Give every entry again, unchanged, and leave its images out.

>> Begin Supplied data

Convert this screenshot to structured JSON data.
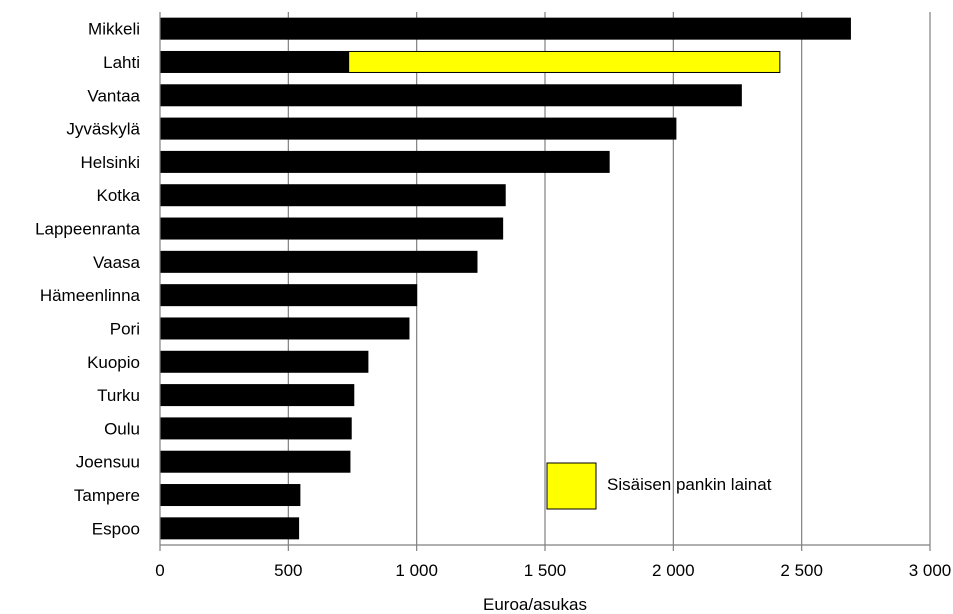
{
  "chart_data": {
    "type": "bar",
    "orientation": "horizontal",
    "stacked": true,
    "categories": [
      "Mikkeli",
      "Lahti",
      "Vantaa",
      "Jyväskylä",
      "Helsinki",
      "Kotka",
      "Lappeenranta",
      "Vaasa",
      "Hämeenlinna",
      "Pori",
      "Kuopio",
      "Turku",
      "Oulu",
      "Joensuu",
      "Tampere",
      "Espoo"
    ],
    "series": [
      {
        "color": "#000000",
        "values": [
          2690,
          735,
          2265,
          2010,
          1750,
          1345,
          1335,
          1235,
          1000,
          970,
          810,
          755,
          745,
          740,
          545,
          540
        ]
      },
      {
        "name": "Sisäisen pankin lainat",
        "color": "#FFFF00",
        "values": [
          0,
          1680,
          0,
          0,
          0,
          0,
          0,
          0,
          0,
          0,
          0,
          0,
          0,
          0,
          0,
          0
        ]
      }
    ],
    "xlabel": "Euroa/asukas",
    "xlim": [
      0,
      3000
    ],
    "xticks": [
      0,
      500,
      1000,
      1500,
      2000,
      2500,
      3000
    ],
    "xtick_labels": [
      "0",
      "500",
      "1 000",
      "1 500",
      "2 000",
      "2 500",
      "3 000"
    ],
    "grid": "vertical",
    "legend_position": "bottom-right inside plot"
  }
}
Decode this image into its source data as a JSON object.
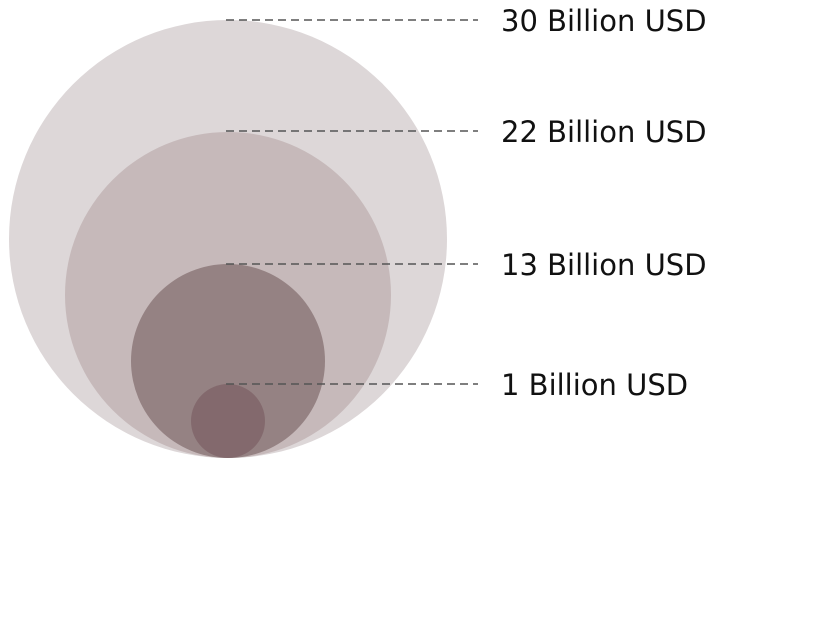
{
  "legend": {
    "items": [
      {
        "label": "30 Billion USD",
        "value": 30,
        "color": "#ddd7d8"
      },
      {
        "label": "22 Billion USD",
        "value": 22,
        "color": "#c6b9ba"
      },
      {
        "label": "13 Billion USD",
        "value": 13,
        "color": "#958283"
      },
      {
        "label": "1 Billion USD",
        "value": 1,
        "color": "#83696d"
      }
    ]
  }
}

>> End Supplied data

- Answer to this task:
Convert this screenshot to structured JSON data.
{
  "chart_data": {
    "type": "bar",
    "orientation": "horizontal",
    "stacked": true,
    "categories": [
      "Mikkeli",
      "Lahti",
      "Vantaa",
      "Jyväskylä",
      "Helsinki",
      "Kotka",
      "Lappeenranta",
      "Vaasa",
      "Hämeenlinna",
      "Pori",
      "Kuopio",
      "Turku",
      "Oulu",
      "Joensuu",
      "Tampere",
      "Espoo"
    ],
    "series": [
      {
        "color": "#000000",
        "values": [
          2690,
          735,
          2265,
          2010,
          1750,
          1345,
          1335,
          1235,
          1000,
          970,
          810,
          755,
          745,
          740,
          545,
          540
        ]
      },
      {
        "name": "Sisäisen pankin lainat",
        "color": "#FFFF00",
        "values": [
          0,
          1680,
          0,
          0,
          0,
          0,
          0,
          0,
          0,
          0,
          0,
          0,
          0,
          0,
          0,
          0
        ]
      }
    ],
    "xlabel": "Euroa/asukas",
    "xlim": [
      0,
      3000
    ],
    "xticks": [
      0,
      500,
      1000,
      1500,
      2000,
      2500,
      3000
    ],
    "xtick_labels": [
      "0",
      "500",
      "1 000",
      "1 500",
      "2 000",
      "2 500",
      "3 000"
    ],
    "grid": "vertical",
    "legend_position": "bottom-right inside plot"
  }
}
Decode this image into its source data as a JSON object.
{
  "legend": {
    "items": [
      {
        "label": "30 Billion USD",
        "value": 30,
        "color": "#ddd7d8"
      },
      {
        "label": "22 Billion USD",
        "value": 22,
        "color": "#c6b9ba"
      },
      {
        "label": "13 Billion USD",
        "value": 13,
        "color": "#958283"
      },
      {
        "label": "1 Billion USD",
        "value": 1,
        "color": "#83696d"
      }
    ]
  }
}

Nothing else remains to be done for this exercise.